**Assignment**
Go through the entries below and tally the lines holding "name"; please reply with the number only.

[Records from a data collection]
□ □ □ □

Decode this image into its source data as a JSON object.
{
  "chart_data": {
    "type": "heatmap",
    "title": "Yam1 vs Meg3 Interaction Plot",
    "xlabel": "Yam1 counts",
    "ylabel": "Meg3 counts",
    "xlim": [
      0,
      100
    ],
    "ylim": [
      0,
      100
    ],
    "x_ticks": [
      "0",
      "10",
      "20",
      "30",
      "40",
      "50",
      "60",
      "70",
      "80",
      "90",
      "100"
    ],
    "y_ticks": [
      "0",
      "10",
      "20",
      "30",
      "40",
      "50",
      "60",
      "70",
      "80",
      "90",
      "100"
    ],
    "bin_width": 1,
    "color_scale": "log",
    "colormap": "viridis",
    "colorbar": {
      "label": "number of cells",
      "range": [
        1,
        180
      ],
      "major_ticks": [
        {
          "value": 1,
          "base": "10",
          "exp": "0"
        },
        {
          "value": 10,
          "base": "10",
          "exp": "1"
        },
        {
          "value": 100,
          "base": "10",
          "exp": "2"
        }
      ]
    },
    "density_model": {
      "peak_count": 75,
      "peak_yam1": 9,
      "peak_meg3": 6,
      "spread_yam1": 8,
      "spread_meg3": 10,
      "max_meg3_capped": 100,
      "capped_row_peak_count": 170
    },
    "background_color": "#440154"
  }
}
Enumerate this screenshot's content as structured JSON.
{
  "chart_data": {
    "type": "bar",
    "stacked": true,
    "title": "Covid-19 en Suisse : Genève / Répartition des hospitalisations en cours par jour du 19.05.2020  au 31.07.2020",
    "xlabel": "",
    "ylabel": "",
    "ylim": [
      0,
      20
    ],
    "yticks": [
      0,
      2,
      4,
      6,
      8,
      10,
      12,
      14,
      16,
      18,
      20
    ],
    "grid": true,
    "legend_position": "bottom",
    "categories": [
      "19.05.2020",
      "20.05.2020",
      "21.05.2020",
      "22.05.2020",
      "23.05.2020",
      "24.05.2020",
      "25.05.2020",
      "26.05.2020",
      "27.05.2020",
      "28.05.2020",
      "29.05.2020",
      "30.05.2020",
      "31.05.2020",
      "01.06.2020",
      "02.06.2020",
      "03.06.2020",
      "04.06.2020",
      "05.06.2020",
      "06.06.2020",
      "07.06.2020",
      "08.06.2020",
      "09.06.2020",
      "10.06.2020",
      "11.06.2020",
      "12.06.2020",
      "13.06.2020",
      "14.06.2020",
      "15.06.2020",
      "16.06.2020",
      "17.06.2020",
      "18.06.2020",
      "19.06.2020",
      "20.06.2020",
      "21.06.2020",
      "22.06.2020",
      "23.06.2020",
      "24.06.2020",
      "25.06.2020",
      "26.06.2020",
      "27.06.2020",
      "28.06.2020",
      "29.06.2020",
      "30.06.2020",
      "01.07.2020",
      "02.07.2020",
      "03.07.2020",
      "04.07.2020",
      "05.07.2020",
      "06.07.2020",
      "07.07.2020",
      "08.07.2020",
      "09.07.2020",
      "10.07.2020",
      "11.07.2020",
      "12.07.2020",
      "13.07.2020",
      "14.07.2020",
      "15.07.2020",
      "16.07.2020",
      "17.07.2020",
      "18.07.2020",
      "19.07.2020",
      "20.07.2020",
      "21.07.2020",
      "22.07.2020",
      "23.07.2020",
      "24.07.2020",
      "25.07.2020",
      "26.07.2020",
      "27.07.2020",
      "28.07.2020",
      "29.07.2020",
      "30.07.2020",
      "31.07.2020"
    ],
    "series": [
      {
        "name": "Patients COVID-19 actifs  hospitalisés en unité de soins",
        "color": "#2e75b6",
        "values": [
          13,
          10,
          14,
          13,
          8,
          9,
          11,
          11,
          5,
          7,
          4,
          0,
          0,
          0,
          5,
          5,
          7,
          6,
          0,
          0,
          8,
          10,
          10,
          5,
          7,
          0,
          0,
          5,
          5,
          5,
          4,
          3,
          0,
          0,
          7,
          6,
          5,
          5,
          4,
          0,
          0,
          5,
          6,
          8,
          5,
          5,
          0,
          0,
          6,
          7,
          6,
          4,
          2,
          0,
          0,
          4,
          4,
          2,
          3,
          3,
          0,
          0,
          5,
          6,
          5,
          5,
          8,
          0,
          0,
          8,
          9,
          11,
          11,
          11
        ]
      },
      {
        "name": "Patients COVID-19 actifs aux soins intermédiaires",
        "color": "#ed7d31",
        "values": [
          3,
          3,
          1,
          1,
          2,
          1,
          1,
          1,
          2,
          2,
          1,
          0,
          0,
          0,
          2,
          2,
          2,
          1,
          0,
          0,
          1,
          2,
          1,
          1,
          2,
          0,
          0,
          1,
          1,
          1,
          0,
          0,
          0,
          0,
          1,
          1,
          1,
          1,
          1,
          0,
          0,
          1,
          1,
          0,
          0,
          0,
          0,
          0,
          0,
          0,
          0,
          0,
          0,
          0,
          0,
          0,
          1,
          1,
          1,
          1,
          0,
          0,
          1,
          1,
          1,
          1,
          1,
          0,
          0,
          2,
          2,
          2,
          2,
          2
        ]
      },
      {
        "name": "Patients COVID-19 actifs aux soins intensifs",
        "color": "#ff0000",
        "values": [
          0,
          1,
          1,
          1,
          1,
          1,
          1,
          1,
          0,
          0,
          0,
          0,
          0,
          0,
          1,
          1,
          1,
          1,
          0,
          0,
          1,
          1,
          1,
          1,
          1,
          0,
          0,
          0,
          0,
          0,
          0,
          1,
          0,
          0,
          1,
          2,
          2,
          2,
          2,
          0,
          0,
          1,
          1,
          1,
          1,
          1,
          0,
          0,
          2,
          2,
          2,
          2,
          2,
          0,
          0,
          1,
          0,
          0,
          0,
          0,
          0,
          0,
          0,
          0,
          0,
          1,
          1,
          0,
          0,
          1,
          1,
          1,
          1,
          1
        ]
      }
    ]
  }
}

□ □ □ □

**Answer to this problem**
3